Rows:
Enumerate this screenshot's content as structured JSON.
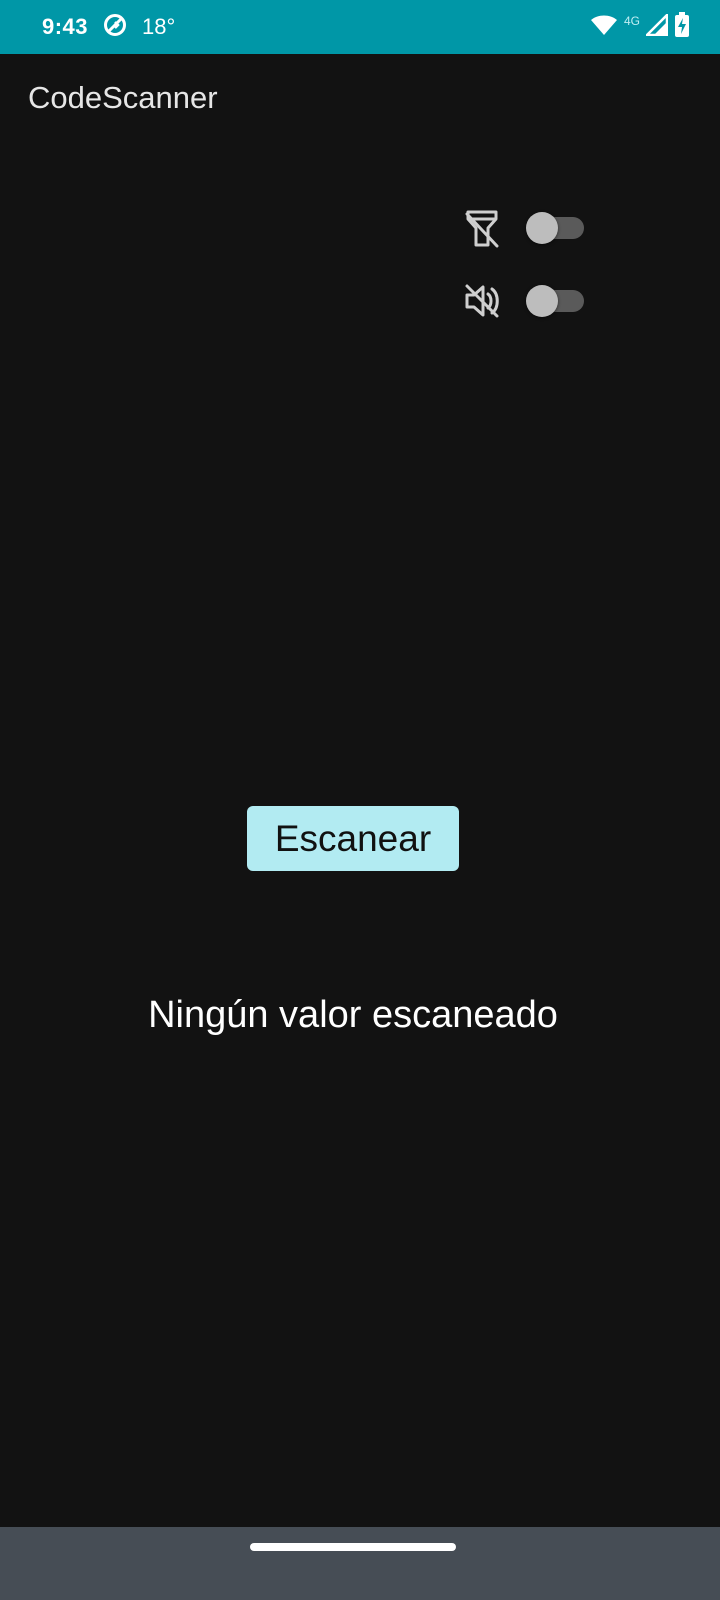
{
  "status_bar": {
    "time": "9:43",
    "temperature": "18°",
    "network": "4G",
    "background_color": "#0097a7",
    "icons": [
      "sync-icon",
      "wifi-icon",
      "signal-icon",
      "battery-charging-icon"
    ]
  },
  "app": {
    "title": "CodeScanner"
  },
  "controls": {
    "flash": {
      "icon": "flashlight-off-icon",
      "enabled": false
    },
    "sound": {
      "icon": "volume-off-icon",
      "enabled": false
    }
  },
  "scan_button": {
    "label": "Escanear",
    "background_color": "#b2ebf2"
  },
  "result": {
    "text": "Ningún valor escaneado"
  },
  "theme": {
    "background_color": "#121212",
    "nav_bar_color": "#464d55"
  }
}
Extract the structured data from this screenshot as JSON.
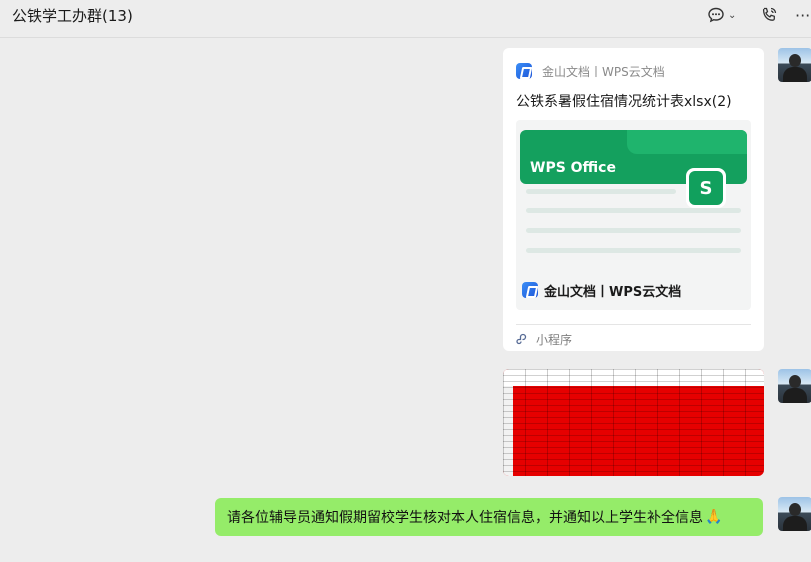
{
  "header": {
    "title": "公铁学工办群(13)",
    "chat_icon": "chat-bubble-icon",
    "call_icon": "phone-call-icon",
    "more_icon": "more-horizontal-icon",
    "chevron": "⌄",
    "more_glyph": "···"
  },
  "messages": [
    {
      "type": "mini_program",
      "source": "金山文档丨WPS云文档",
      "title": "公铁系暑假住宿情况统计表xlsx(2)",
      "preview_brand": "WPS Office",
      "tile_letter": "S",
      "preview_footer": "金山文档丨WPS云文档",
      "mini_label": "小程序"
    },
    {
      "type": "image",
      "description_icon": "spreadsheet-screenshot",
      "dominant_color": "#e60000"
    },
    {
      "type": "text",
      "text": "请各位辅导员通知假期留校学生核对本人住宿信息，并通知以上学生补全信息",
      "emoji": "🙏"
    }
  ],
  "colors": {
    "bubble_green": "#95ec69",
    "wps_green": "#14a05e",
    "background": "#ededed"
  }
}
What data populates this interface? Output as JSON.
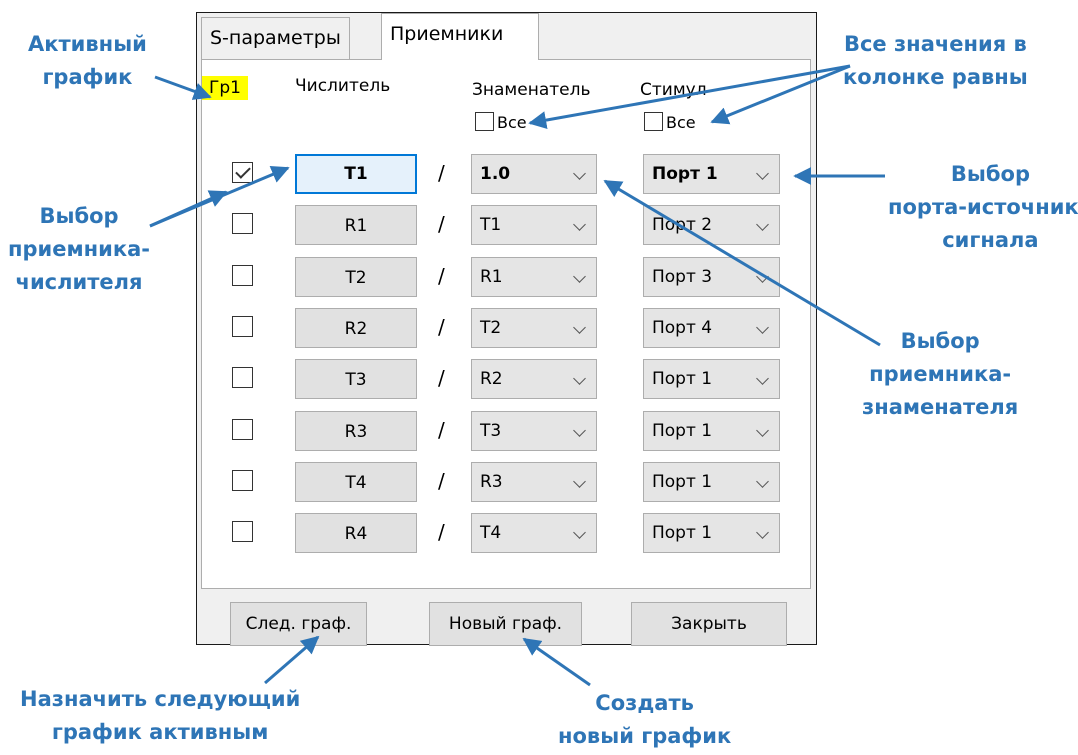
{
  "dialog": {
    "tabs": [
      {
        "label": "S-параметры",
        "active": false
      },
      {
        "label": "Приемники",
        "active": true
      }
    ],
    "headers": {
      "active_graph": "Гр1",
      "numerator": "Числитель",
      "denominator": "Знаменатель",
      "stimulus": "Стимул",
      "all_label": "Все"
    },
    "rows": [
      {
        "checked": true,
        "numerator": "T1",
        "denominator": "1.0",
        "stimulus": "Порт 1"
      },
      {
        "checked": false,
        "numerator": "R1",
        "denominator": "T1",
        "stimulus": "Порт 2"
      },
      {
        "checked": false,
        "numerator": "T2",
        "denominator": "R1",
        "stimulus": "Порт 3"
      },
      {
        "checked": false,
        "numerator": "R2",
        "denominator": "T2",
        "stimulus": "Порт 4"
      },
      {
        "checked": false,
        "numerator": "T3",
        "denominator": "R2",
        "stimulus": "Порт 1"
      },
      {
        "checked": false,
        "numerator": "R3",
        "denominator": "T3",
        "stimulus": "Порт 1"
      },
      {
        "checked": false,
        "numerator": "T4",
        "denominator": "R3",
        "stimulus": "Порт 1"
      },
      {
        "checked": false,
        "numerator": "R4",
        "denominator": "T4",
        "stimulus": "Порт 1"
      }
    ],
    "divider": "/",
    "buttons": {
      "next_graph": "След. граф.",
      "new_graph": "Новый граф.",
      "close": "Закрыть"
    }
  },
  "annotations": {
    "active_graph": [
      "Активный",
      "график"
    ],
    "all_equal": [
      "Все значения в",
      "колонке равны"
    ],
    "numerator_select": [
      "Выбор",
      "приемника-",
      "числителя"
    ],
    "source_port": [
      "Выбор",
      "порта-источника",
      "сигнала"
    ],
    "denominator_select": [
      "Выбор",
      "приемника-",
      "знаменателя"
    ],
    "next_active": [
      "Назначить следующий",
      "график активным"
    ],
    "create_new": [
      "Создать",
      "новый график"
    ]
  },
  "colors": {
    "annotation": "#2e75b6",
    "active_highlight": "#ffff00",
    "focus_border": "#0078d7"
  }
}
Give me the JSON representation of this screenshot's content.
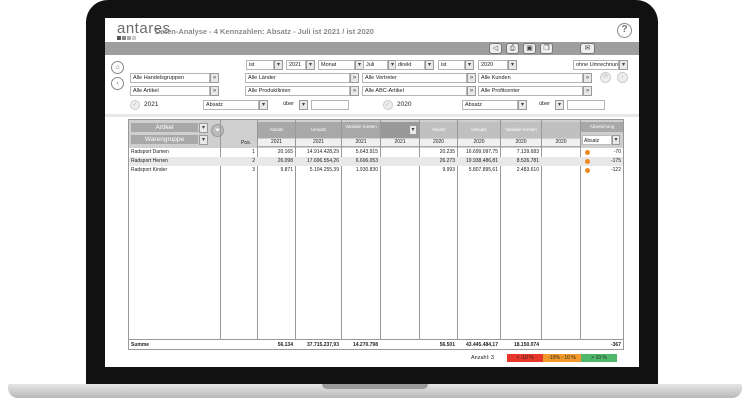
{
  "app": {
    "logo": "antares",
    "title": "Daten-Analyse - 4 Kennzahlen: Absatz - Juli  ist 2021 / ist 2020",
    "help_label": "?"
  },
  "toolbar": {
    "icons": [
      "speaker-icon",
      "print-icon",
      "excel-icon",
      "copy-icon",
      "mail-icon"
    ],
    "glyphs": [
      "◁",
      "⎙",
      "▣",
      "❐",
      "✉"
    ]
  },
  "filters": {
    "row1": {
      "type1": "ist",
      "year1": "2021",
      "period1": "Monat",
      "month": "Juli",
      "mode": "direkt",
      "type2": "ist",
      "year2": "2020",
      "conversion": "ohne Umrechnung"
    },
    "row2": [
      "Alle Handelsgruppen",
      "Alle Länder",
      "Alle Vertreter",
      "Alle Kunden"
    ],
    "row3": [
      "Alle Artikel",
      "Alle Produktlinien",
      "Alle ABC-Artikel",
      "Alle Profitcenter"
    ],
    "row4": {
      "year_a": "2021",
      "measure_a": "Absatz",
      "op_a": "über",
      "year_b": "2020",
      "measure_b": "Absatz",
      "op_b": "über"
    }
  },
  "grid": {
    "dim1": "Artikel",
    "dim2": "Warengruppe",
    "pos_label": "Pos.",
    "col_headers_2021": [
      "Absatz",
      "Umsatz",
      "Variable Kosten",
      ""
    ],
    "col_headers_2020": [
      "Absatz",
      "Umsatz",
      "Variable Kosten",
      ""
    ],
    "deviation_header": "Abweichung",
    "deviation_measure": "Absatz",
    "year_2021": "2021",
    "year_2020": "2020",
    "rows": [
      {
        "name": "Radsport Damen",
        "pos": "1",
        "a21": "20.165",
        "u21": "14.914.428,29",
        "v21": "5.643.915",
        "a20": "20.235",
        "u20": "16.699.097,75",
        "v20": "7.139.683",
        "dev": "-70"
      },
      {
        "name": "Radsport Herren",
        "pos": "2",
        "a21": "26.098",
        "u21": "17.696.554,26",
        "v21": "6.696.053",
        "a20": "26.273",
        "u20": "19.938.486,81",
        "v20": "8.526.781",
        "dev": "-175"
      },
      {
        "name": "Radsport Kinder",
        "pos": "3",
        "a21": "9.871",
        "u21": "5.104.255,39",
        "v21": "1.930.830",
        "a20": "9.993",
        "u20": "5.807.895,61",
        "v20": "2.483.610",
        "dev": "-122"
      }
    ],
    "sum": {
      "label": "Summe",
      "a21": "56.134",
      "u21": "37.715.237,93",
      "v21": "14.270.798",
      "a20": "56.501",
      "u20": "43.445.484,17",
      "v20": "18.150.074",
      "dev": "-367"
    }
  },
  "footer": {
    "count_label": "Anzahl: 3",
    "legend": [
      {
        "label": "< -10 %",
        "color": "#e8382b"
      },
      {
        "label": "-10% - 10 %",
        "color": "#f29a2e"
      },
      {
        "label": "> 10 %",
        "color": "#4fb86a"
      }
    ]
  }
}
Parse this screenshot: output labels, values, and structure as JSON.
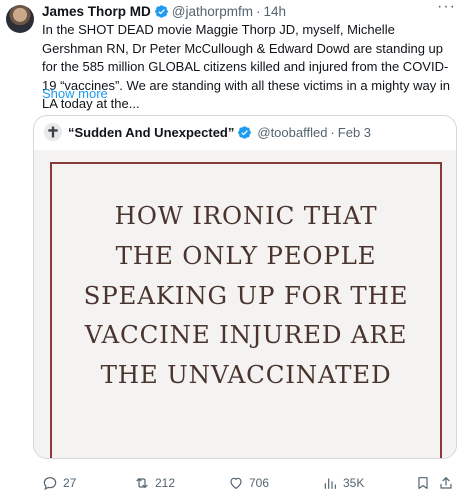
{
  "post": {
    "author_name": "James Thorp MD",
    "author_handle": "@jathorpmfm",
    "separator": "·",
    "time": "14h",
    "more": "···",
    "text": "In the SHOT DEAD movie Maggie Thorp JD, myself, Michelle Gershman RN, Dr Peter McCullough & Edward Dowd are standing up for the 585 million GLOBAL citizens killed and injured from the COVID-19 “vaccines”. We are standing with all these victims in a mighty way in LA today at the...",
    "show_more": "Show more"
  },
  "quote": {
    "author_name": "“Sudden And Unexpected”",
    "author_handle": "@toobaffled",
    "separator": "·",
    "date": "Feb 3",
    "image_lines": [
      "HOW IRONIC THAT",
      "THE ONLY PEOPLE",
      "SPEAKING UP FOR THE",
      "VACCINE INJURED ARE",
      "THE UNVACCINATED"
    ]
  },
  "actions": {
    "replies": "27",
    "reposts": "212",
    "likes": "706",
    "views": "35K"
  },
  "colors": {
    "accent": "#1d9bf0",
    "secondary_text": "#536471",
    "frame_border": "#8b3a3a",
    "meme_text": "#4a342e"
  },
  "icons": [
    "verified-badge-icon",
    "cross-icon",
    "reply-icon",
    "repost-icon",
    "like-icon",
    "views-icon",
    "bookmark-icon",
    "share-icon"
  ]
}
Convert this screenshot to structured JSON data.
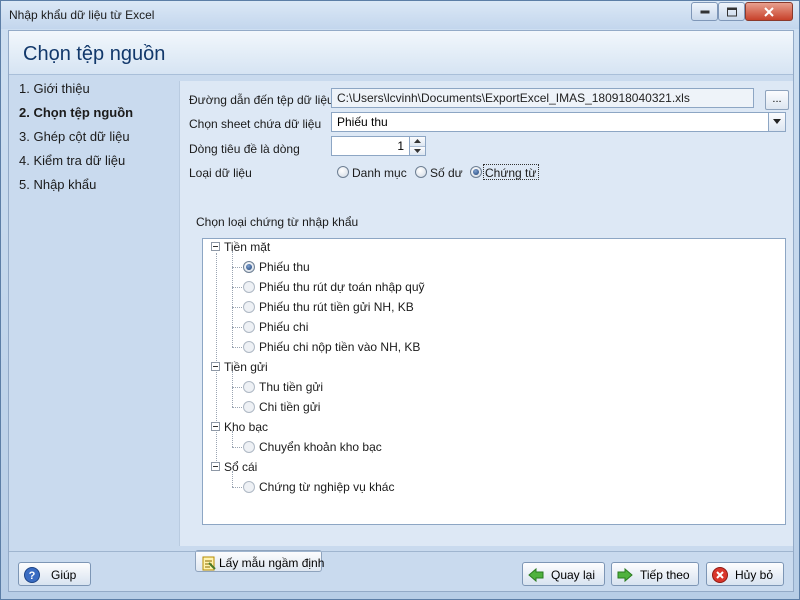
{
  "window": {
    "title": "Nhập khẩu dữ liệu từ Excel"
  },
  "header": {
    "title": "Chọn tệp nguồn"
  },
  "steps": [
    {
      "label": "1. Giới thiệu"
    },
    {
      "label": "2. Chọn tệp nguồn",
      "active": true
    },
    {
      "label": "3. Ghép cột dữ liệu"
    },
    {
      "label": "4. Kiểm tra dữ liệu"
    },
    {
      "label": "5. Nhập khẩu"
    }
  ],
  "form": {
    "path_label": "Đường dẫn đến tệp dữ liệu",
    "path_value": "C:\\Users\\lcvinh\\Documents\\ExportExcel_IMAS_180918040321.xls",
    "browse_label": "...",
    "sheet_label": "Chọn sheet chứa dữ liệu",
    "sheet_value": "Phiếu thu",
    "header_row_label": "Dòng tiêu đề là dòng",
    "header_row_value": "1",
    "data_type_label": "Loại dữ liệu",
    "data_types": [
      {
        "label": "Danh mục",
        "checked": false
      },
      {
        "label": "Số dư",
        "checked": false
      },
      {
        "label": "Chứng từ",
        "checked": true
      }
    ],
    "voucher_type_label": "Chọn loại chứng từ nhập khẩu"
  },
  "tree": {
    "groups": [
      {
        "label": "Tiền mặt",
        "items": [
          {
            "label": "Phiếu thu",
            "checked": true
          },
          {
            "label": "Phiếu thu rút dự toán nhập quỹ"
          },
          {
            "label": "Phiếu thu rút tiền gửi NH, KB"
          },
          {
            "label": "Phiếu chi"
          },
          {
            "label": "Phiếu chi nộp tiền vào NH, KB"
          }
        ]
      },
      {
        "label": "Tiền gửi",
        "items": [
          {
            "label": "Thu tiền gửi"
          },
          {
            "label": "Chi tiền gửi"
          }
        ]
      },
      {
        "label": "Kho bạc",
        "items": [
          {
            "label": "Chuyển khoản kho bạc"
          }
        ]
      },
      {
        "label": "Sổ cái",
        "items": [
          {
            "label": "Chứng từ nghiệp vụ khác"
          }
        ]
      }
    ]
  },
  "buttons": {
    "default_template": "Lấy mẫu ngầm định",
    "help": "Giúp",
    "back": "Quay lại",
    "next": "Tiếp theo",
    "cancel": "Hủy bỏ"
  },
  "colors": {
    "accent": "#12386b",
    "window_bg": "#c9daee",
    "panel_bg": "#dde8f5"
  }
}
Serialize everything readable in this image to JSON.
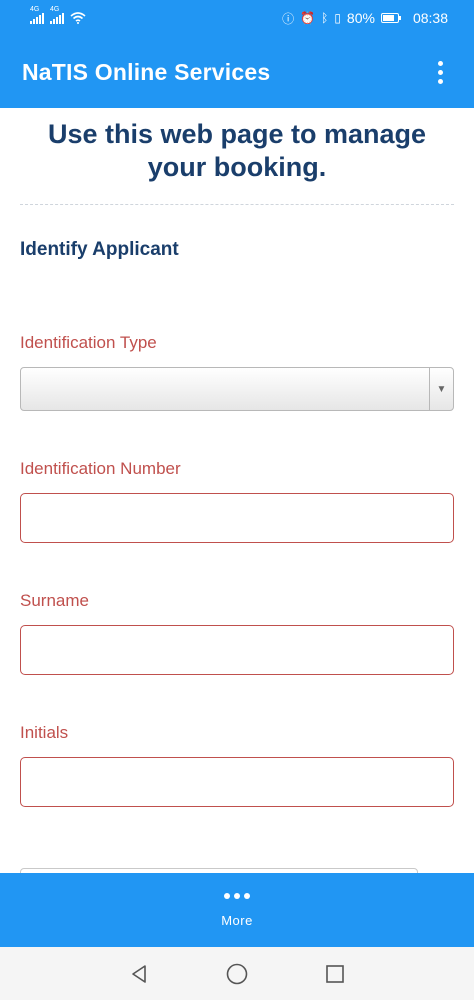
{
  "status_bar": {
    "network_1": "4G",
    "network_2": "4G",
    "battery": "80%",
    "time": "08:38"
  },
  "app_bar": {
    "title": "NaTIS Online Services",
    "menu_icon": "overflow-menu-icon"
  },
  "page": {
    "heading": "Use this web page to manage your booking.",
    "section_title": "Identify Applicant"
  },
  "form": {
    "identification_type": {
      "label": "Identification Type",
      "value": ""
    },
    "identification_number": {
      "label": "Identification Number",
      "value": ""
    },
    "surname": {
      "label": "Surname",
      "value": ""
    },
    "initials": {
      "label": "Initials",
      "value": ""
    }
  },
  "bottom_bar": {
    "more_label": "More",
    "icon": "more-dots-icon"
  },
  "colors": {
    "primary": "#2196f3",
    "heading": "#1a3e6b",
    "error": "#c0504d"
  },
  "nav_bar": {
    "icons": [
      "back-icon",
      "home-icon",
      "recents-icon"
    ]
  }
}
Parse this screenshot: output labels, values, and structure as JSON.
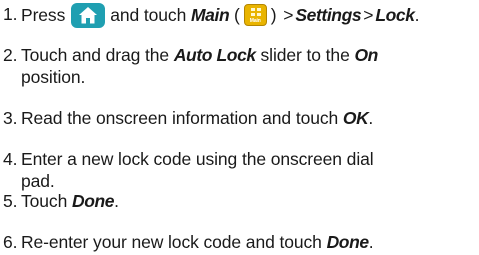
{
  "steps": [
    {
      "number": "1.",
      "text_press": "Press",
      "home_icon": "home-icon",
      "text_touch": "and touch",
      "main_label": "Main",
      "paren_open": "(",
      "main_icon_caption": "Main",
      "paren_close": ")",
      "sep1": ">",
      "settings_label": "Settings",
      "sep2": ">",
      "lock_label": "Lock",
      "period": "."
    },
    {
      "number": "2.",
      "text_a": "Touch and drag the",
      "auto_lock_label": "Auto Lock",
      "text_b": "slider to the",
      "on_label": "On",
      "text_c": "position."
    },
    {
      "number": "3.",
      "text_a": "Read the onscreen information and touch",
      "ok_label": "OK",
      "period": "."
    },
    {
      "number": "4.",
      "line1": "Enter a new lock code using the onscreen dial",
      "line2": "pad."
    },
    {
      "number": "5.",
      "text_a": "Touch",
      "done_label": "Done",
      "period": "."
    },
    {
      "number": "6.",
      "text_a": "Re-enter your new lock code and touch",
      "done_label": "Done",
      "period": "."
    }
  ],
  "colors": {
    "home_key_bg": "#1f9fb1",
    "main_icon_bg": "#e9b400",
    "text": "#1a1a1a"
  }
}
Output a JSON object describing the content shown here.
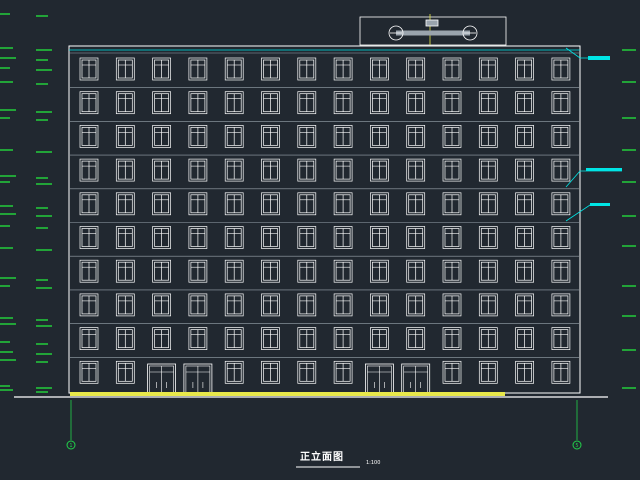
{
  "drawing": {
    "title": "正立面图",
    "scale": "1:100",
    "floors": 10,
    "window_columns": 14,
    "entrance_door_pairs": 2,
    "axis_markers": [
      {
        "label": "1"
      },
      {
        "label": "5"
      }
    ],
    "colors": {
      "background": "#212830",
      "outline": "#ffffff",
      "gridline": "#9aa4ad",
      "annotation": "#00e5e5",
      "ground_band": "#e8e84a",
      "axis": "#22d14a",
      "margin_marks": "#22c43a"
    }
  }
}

Work to be completed: Return only those lines of the records that contain the string "Radsport".

Finished answer:
        "name": "Radsport Damen",
        "name": "Radsport Herren",
        "name": "Radsport Kinder",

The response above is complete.